> [Problem description] Please transcribe the data below exactly. Leave the pictures out.

━━ Data lines ━━

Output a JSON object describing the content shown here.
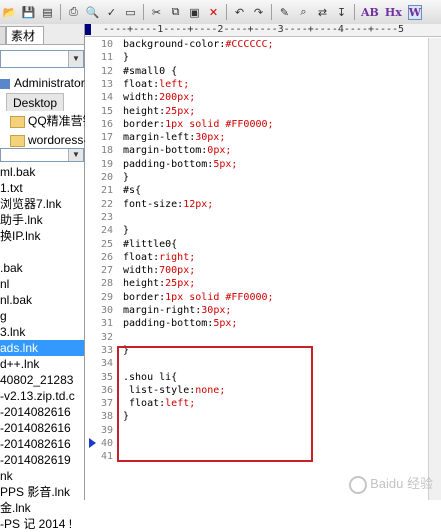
{
  "toolbar": {
    "buttons": [
      "open",
      "save",
      "save-all",
      "print",
      "print-preview",
      "spell-check",
      "document",
      "cut",
      "copy",
      "paste",
      "delete",
      "undo",
      "redo",
      "marker",
      "find",
      "replace",
      "goto"
    ],
    "text_buttons": [
      "AB",
      "Hx",
      "W"
    ]
  },
  "left_panel": {
    "tabs": [
      "",
      "素材"
    ],
    "tree": [
      {
        "label": "Administrator",
        "icon": "drive-icon"
      },
      {
        "label": "Desktop",
        "icon": "folder-icon"
      },
      {
        "label": "QQ精准营销",
        "icon": "folder-icon"
      },
      {
        "label": "wordoress-",
        "icon": "folder-icon"
      }
    ],
    "files": [
      "ml.bak",
      "1.txt",
      "浏览器7.lnk",
      "助手.lnk",
      "换IP.lnk",
      "",
      ".bak",
      "nl",
      "nl.bak",
      "g",
      "3.lnk",
      "ads.lnk",
      "d++.lnk",
      "40802_21283",
      "-v2.13.zip.td.c",
      "-2014082616",
      "-2014082616",
      "-2014082616",
      "-2014082619",
      "nk",
      "PPS 影音.lnk",
      "金.lnk",
      "-PS 记 2014 !"
    ],
    "selected_index": 11
  },
  "editor": {
    "ruler_text": "  ----+----1----+----2----+----3----+----4----+----5",
    "lines": [
      {
        "n": "10",
        "code": "background-color:#CCCCCC;"
      },
      {
        "n": "11",
        "code": "}"
      },
      {
        "n": "12",
        "code": "#small0 {"
      },
      {
        "n": "13",
        "code": "float:left;"
      },
      {
        "n": "14",
        "code": "width:200px;"
      },
      {
        "n": "15",
        "code": "height:25px;"
      },
      {
        "n": "16",
        "code": "border:1px solid #FF0000;"
      },
      {
        "n": "17",
        "code": "margin-left:30px;"
      },
      {
        "n": "18",
        "code": "margin-bottom:0px;"
      },
      {
        "n": "19",
        "code": "padding-bottom:5px;"
      },
      {
        "n": "20",
        "code": "}"
      },
      {
        "n": "21",
        "code": "#s{"
      },
      {
        "n": "22",
        "code": "font-size:12px;"
      },
      {
        "n": "23",
        "code": ""
      },
      {
        "n": "24",
        "code": "}"
      },
      {
        "n": "25",
        "code": "#little0{"
      },
      {
        "n": "26",
        "code": "float:right;"
      },
      {
        "n": "27",
        "code": "width:700px;"
      },
      {
        "n": "28",
        "code": "height:25px;"
      },
      {
        "n": "29",
        "code": "border:1px solid #FF0000;"
      },
      {
        "n": "30",
        "code": "margin-right:30px;"
      },
      {
        "n": "31",
        "code": "padding-bottom:5px;"
      },
      {
        "n": "32",
        "code": ""
      },
      {
        "n": "33",
        "code": "}"
      },
      {
        "n": "34",
        "code": ""
      },
      {
        "n": "35",
        "code": ".shou li{"
      },
      {
        "n": "36",
        "code": " list-style:none;"
      },
      {
        "n": "37",
        "code": " float:left;"
      },
      {
        "n": "38",
        "code": "}"
      },
      {
        "n": "39",
        "code": ""
      },
      {
        "n": "40",
        "code": ""
      },
      {
        "n": "41",
        "code": ""
      }
    ],
    "current_line": "40",
    "highlight_color": "#c8202a"
  },
  "watermark": "Baidu 经验"
}
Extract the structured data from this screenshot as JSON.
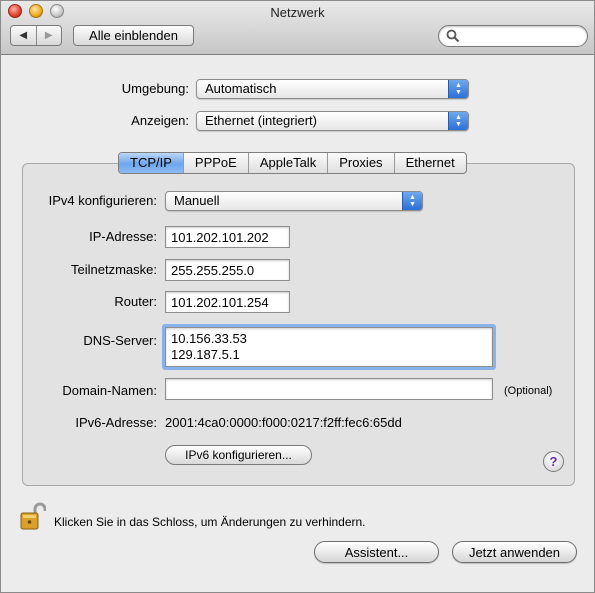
{
  "window": {
    "title": "Netzwerk"
  },
  "toolbar": {
    "back_icon": "◀",
    "forward_icon": "▶",
    "show_all_label": "Alle einblenden",
    "search_placeholder": ""
  },
  "location": {
    "label": "Umgebung:",
    "value": "Automatisch"
  },
  "show": {
    "label": "Anzeigen:",
    "value": "Ethernet (integriert)"
  },
  "tabs": [
    {
      "label": "TCP/IP",
      "active": true
    },
    {
      "label": "PPPoE",
      "active": false
    },
    {
      "label": "AppleTalk",
      "active": false
    },
    {
      "label": "Proxies",
      "active": false
    },
    {
      "label": "Ethernet",
      "active": false
    }
  ],
  "tcpip": {
    "ipv4_config_label": "IPv4 konfigurieren:",
    "ipv4_config_value": "Manuell",
    "ip_label": "IP-Adresse:",
    "ip_value": "101.202.101.202",
    "subnet_label": "Teilnetzmaske:",
    "subnet_value": "255.255.255.0",
    "router_label": "Router:",
    "router_value": "101.202.101.254",
    "dns_label": "DNS-Server:",
    "dns_values": [
      "10.156.33.53",
      "129.187.5.1"
    ],
    "domain_label": "Domain-Namen:",
    "domain_value": "",
    "optional_note": "(Optional)",
    "ipv6_label": "IPv6-Adresse:",
    "ipv6_value": "2001:4ca0:0000:f000:0217:f2ff:fec6:65dd",
    "ipv6_config_button": "IPv6 konfigurieren...",
    "help_label": "?"
  },
  "footer": {
    "lock_text": "Klicken Sie in das Schloss, um Änderungen zu verhindern.",
    "assistant_button": "Assistent...",
    "apply_button": "Jetzt anwenden"
  },
  "colors": {
    "accent_blue": "#2a6fd6",
    "help_purple": "#6c2aa8",
    "lock_gold": "#d9a12b"
  }
}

━━━

> [Response]
Output a JSON object describing the content shown here.
{
  "toolbar": {
    "buttons": [
      "open",
      "save",
      "save-all",
      "print",
      "print-preview",
      "spell-check",
      "document",
      "cut",
      "copy",
      "paste",
      "delete",
      "undo",
      "redo",
      "marker",
      "find",
      "replace",
      "goto"
    ],
    "text_buttons": [
      "AB",
      "Hx",
      "W"
    ]
  },
  "left_panel": {
    "tabs": [
      "",
      "素材"
    ],
    "tree": [
      {
        "label": "Administrator",
        "icon": "drive-icon"
      },
      {
        "label": "Desktop",
        "icon": "folder-icon"
      },
      {
        "label": "QQ精准营销",
        "icon": "folder-icon"
      },
      {
        "label": "wordoress-",
        "icon": "folder-icon"
      }
    ],
    "files": [
      "ml.bak",
      "1.txt",
      "浏览器7.lnk",
      "助手.lnk",
      "换IP.lnk",
      "",
      ".bak",
      "nl",
      "nl.bak",
      "g",
      "3.lnk",
      "ads.lnk",
      "d++.lnk",
      "40802_21283",
      "-v2.13.zip.td.c",
      "-2014082616",
      "-2014082616",
      "-2014082616",
      "-2014082619",
      "nk",
      "PPS 影音.lnk",
      "金.lnk",
      "-PS 记 2014 !"
    ],
    "selected_index": 11
  },
  "editor": {
    "ruler_text": "  ----+----1----+----2----+----3----+----4----+----5",
    "lines": [
      {
        "n": "10",
        "code": "background-color:#CCCCCC;"
      },
      {
        "n": "11",
        "code": "}"
      },
      {
        "n": "12",
        "code": "#small0 {"
      },
      {
        "n": "13",
        "code": "float:left;"
      },
      {
        "n": "14",
        "code": "width:200px;"
      },
      {
        "n": "15",
        "code": "height:25px;"
      },
      {
        "n": "16",
        "code": "border:1px solid #FF0000;"
      },
      {
        "n": "17",
        "code": "margin-left:30px;"
      },
      {
        "n": "18",
        "code": "margin-bottom:0px;"
      },
      {
        "n": "19",
        "code": "padding-bottom:5px;"
      },
      {
        "n": "20",
        "code": "}"
      },
      {
        "n": "21",
        "code": "#s{"
      },
      {
        "n": "22",
        "code": "font-size:12px;"
      },
      {
        "n": "23",
        "code": ""
      },
      {
        "n": "24",
        "code": "}"
      },
      {
        "n": "25",
        "code": "#little0{"
      },
      {
        "n": "26",
        "code": "float:right;"
      },
      {
        "n": "27",
        "code": "width:700px;"
      },
      {
        "n": "28",
        "code": "height:25px;"
      },
      {
        "n": "29",
        "code": "border:1px solid #FF0000;"
      },
      {
        "n": "30",
        "code": "margin-right:30px;"
      },
      {
        "n": "31",
        "code": "padding-bottom:5px;"
      },
      {
        "n": "32",
        "code": ""
      },
      {
        "n": "33",
        "code": "}"
      },
      {
        "n": "34",
        "code": ""
      },
      {
        "n": "35",
        "code": ".shou li{"
      },
      {
        "n": "36",
        "code": " list-style:none;"
      },
      {
        "n": "37",
        "code": " float:left;"
      },
      {
        "n": "38",
        "code": "}"
      },
      {
        "n": "39",
        "code": ""
      },
      {
        "n": "40",
        "code": ""
      },
      {
        "n": "41",
        "code": ""
      }
    ],
    "current_line": "40",
    "highlight_color": "#c8202a"
  },
  "watermark": "Baidu 经验"
}
Extract the structured data from this screenshot as JSON.
{
  "window": {
    "title": "Netzwerk"
  },
  "toolbar": {
    "back_icon": "◀",
    "forward_icon": "▶",
    "show_all_label": "Alle einblenden",
    "search_placeholder": ""
  },
  "location": {
    "label": "Umgebung:",
    "value": "Automatisch"
  },
  "show": {
    "label": "Anzeigen:",
    "value": "Ethernet (integriert)"
  },
  "tabs": [
    {
      "label": "TCP/IP",
      "active": true
    },
    {
      "label": "PPPoE",
      "active": false
    },
    {
      "label": "AppleTalk",
      "active": false
    },
    {
      "label": "Proxies",
      "active": false
    },
    {
      "label": "Ethernet",
      "active": false
    }
  ],
  "tcpip": {
    "ipv4_config_label": "IPv4 konfigurieren:",
    "ipv4_config_value": "Manuell",
    "ip_label": "IP-Adresse:",
    "ip_value": "101.202.101.202",
    "subnet_label": "Teilnetzmaske:",
    "subnet_value": "255.255.255.0",
    "router_label": "Router:",
    "router_value": "101.202.101.254",
    "dns_label": "DNS-Server:",
    "dns_values": [
      "10.156.33.53",
      "129.187.5.1"
    ],
    "domain_label": "Domain-Namen:",
    "domain_value": "",
    "optional_note": "(Optional)",
    "ipv6_label": "IPv6-Adresse:",
    "ipv6_value": "2001:4ca0:0000:f000:0217:f2ff:fec6:65dd",
    "ipv6_config_button": "IPv6 konfigurieren...",
    "help_label": "?"
  },
  "footer": {
    "lock_text": "Klicken Sie in das Schloss, um Änderungen zu verhindern.",
    "assistant_button": "Assistent...",
    "apply_button": "Jetzt anwenden"
  },
  "colors": {
    "accent_blue": "#2a6fd6",
    "help_purple": "#6c2aa8",
    "lock_gold": "#d9a12b"
  }
}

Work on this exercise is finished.